++++ DATA FOR THIS EXERCISE ++++

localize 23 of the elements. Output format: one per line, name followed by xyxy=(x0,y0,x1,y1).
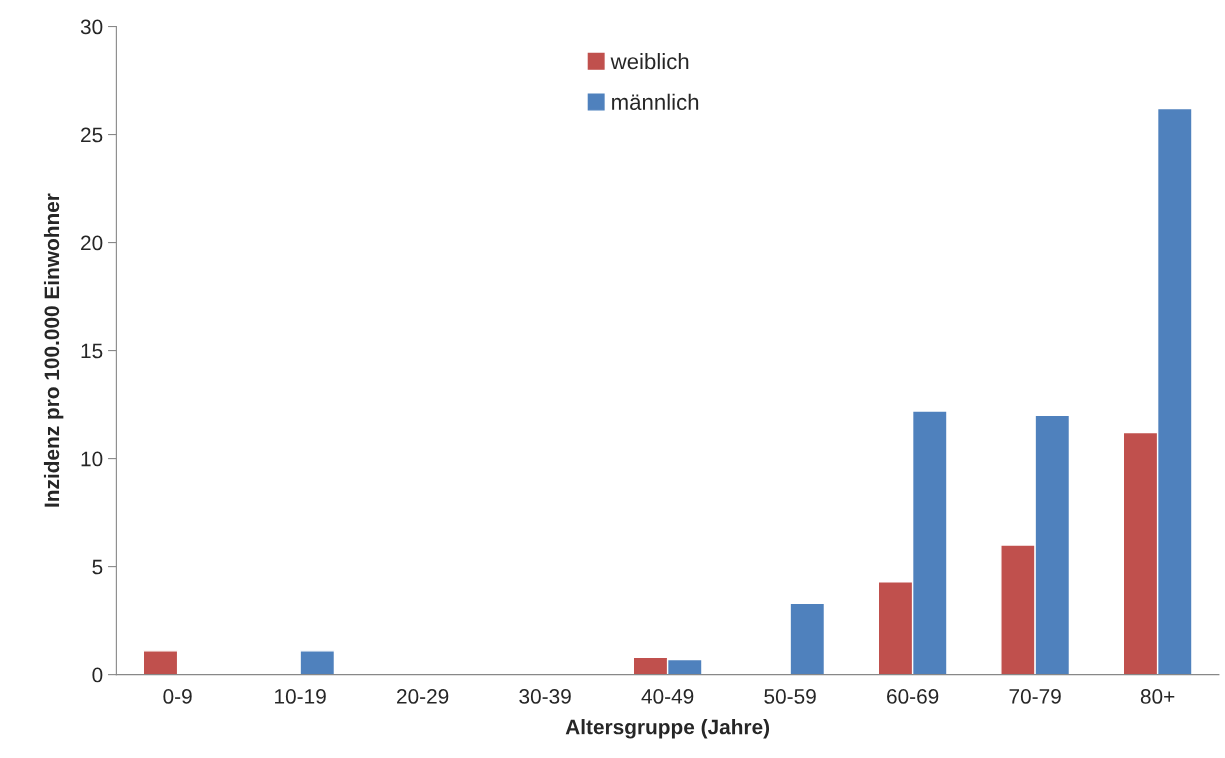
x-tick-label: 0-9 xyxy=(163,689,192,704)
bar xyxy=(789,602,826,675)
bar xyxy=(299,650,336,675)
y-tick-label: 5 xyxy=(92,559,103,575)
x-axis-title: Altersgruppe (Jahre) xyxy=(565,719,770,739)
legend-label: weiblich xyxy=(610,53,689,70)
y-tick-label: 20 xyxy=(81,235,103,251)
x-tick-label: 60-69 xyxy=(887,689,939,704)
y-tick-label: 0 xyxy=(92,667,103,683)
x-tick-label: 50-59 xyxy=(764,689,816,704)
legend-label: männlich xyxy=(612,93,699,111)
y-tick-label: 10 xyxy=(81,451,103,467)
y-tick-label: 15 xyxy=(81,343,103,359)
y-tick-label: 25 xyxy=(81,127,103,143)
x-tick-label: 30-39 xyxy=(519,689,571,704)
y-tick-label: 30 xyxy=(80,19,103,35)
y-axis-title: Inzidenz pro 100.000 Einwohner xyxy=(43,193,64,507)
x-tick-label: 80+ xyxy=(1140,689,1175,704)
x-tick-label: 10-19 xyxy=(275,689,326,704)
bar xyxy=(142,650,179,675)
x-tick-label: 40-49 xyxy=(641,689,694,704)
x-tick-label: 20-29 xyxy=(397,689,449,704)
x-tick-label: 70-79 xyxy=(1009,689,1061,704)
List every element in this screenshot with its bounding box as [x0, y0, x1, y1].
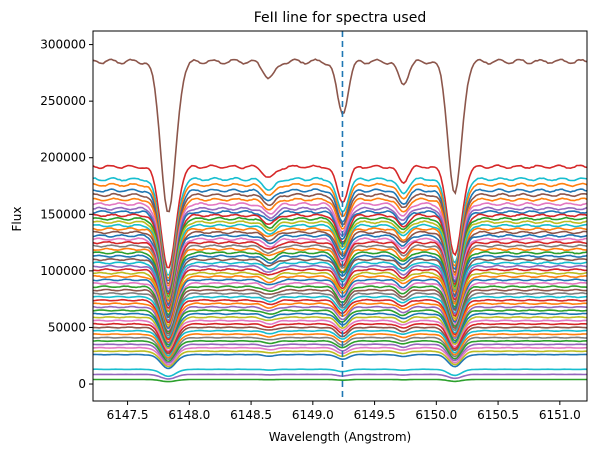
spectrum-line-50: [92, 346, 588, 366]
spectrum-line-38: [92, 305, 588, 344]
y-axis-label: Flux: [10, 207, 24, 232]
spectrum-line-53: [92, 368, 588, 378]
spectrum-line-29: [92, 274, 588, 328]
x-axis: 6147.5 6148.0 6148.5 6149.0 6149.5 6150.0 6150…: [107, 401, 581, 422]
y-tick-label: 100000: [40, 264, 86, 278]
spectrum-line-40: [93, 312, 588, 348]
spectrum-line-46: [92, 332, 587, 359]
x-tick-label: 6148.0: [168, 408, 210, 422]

++++

JOB ->
Rewrite the lines above as a JSON list of strings, one string per line, leaving out blank lines and the pictures.

EXERCISE OUTPUT ->
[
  "localize 23 of the elements. Output format: one per line, name followed by xyxy=(x0,y0,x1,y1).",
  "x-tick-label: 0-9 xyxy=(163,689,192,704)",
  "bar xyxy=(789,602,826,675)",
  "bar xyxy=(299,650,336,675)",
  "y-tick-label: 5 xyxy=(92,559,103,575)",
  "x-axis-title: Altersgruppe (Jahre) xyxy=(565,719,770,739)",
  "legend-label: weiblich xyxy=(610,53,689,70)",
  "y-tick-label: 20 xyxy=(81,235,103,251)",
  "x-tick-label: 60-69 xyxy=(887,689,939,704)",
  "y-tick-label: 0 xyxy=(92,667,103,683)",
  "x-tick-label: 50-59 xyxy=(764,689,816,704)",
  "legend-label: männlich xyxy=(612,93,699,111)",
  "y-tick-label: 10 xyxy=(81,451,103,467)",
  "y-tick-label: 15 xyxy=(81,343,103,359)",
  "y-tick-label: 25 xyxy=(81,127,103,143)",
  "x-tick-label: 30-39 xyxy=(519,689,571,704)",
  "y-tick-label: 30 xyxy=(80,19,103,35)",
  "y-axis-title: Inzidenz pro 100.000 Einwohner xyxy=(43,193,64,507)",
  "x-tick-label: 80+ xyxy=(1140,689,1175,704)",
  "x-tick-label: 10-19 xyxy=(275,689,326,704)",
  "bar xyxy=(142,650,179,675)",
  "x-tick-label: 40-49 xyxy=(641,689,694,704)",
  "x-tick-label: 20-29 xyxy=(397,689,449,704)",
  "x-tick-label: 70-79 xyxy=(1009,689,1061,704)",
  "List every element in this screenshot with its bounding box as [x0, y0, x1, y1].",
  "spectrum-line-50: [92, 346, 588, 366]",
  "spectrum-line-38: [92, 305, 588, 344]",
  "y-axis-label: Flux: [10, 207, 24, 232]",
  "spectrum-line-53: [92, 368, 588, 378]",
  "spectrum-line-29: [92, 274, 588, 328]",
  "x-axis: 6147.5 6148.0 6148.5 6149.0 6149.5 6150.0 6150…: [107, 401, 581, 422]",
  "y-tick-label: 100000: [40, 264, 86, 278]",
  "spectrum-line-40: [93, 312, 588, 348]",
  "spectrum-line-46: [92, 332, 587, 359]",
  "x-tick-label: 6148.0: [168, 408, 210, 422]"
]